WHAT TO WORK ON :: Go through the data below. List every line that holds the word "xlabel".

INFORMATION SHOWN ::
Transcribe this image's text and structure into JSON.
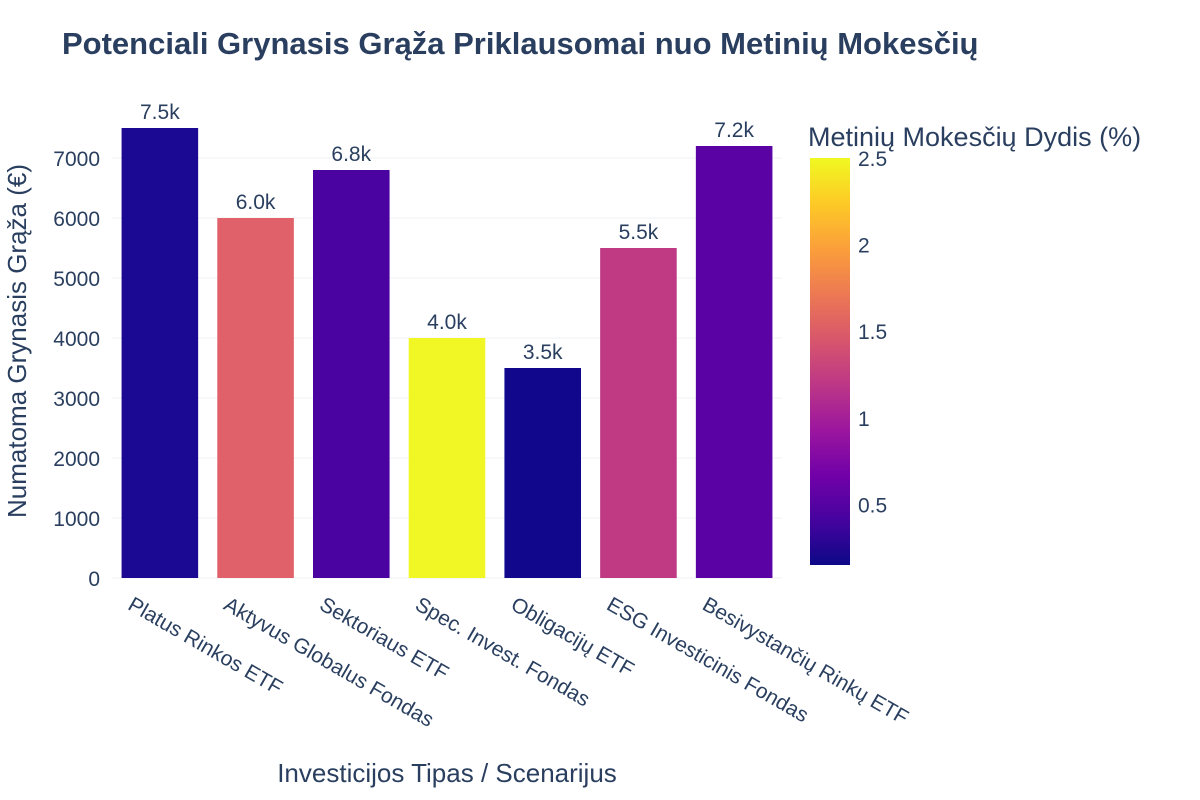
{
  "chart_data": {
    "type": "bar",
    "title": "Potenciali Grynasis Grąža Priklausomai nuo Metinių Mokesčių",
    "xlabel": "Investicijos Tipas / Scenarijus",
    "ylabel": "Numatoma Grynasis Grąža (€)",
    "categories": [
      "Platus Rinkos ETF",
      "Aktyvus Globalus Fondas",
      "Sektoriaus ETF",
      "Spec. Invest. Fondas",
      "Obligacijų ETF",
      "ESG Investicinis Fondas",
      "Besivystančių Rinkų ETF"
    ],
    "values": [
      7500,
      6000,
      6800,
      4000,
      3500,
      5500,
      7200
    ],
    "value_labels": [
      "7.5k",
      "6.0k",
      "6.8k",
      "4.0k",
      "3.5k",
      "5.5k",
      "7.2k"
    ],
    "colors": [
      "#1b0893",
      "#e0616a",
      "#4a03a0",
      "#f1f725",
      "#10078d",
      "#bf3a82",
      "#5a02a4"
    ],
    "ylim": [
      0,
      7800
    ],
    "yticks": [
      0,
      1000,
      2000,
      3000,
      4000,
      5000,
      6000,
      7000
    ],
    "ytick_labels": [
      "0",
      "1000",
      "2000",
      "3000",
      "4000",
      "5000",
      "6000",
      "7000"
    ],
    "colorbar": {
      "title": "Metinių Mokesčių Dydis (%)",
      "range": [
        0.15,
        2.5
      ],
      "ticks": [
        0.5,
        1,
        1.5,
        2,
        2.5
      ],
      "tick_labels": [
        "0.5",
        "1",
        "1.5",
        "2",
        "2.5"
      ],
      "colorscale": [
        "#0d0887",
        "#46039f",
        "#7201a8",
        "#9c179e",
        "#bd3786",
        "#d8576b",
        "#ed7953",
        "#fb9f3a",
        "#fdca26",
        "#f0f921"
      ]
    }
  }
}
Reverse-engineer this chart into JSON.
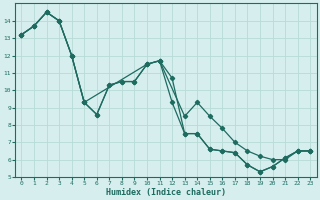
{
  "xlabel": "Humidex (Indice chaleur)",
  "xlim": [
    -0.5,
    23.5
  ],
  "ylim": [
    5,
    15
  ],
  "yticks": [
    5,
    6,
    7,
    8,
    9,
    10,
    11,
    12,
    13,
    14
  ],
  "xticks": [
    0,
    1,
    2,
    3,
    4,
    5,
    6,
    7,
    8,
    9,
    10,
    11,
    12,
    13,
    14,
    15,
    16,
    17,
    18,
    19,
    20,
    21,
    22,
    23
  ],
  "bg_color": "#d6efee",
  "line_color": "#1e6b60",
  "grid_color": "#b8dbd8",
  "series1_x": [
    0,
    1,
    2,
    3,
    4,
    5,
    6,
    7,
    8,
    9,
    10,
    11,
    12,
    13,
    14,
    15,
    16,
    17,
    18,
    19,
    20,
    21,
    22,
    23
  ],
  "series1_y": [
    13.2,
    13.7,
    14.5,
    14.0,
    12.0,
    9.3,
    8.6,
    10.3,
    10.5,
    10.5,
    11.5,
    11.7,
    10.7,
    7.5,
    7.5,
    6.6,
    6.5,
    6.4,
    5.7,
    5.3,
    5.6,
    6.1,
    6.5,
    6.5
  ],
  "series2_x": [
    0,
    1,
    2,
    3,
    4,
    5,
    6,
    7,
    8,
    9,
    10,
    11,
    12,
    13,
    14,
    15,
    16,
    17,
    18,
    19,
    20,
    21,
    22,
    23
  ],
  "series2_y": [
    13.2,
    13.7,
    14.5,
    14.0,
    12.0,
    9.3,
    8.6,
    10.3,
    10.5,
    10.5,
    11.5,
    11.7,
    9.3,
    7.5,
    7.5,
    6.6,
    6.5,
    6.4,
    5.7,
    5.3,
    5.6,
    6.1,
    6.5,
    6.5
  ],
  "series3_x": [
    0,
    1,
    2,
    3,
    4,
    5,
    10,
    11,
    13,
    14,
    15,
    16,
    17,
    18,
    19,
    20,
    21,
    22,
    23
  ],
  "series3_y": [
    13.2,
    13.7,
    14.5,
    14.0,
    12.0,
    9.3,
    11.5,
    11.7,
    8.5,
    9.3,
    8.5,
    7.8,
    7.0,
    6.5,
    6.2,
    6.0,
    6.0,
    6.5,
    6.5
  ],
  "marker": "D",
  "markersize": 2.2,
  "linewidth": 0.9
}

REPLY TO THE EXERCISE ::
    "xlabel": "Investicijos Tipas / Scenarijus",
  "xlabel": "Humidex (Indice chaleur)",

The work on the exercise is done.